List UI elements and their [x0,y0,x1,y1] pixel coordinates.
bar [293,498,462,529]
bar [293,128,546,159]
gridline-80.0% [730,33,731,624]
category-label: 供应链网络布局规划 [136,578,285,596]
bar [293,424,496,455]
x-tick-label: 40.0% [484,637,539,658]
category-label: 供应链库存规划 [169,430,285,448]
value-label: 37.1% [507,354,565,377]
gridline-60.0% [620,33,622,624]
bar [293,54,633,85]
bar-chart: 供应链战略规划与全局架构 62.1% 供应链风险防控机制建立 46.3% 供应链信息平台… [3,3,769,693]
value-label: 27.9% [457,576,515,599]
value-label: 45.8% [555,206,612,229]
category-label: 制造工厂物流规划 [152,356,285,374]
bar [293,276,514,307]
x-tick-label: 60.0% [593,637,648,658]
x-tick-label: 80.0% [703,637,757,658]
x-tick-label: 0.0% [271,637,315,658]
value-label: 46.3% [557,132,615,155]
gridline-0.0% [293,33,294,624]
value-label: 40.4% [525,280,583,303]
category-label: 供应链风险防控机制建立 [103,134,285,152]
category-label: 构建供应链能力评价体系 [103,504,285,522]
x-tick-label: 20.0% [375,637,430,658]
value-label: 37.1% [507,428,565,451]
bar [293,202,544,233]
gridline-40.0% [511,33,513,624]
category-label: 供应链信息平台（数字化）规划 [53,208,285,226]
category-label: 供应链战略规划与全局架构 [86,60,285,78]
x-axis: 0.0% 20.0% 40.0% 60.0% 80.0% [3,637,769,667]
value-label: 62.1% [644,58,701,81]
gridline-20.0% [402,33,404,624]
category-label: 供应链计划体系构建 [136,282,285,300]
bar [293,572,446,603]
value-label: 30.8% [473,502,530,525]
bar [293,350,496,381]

□ □ □ □ □ □ □

• Required task
Identify every line in the items above that contains the string "供应链信息平台", treating uppercase and lowercase as different, and copy each of those lines in full.

• Solved exercise
bar-chart: 供应链战略规划与全局架构 62.1% 供应链风险防控机制建立 46.3% 供应链信息平台… [3,3,769,693]
category-label: 供应链信息平台（数字化）规划 [53,208,285,226]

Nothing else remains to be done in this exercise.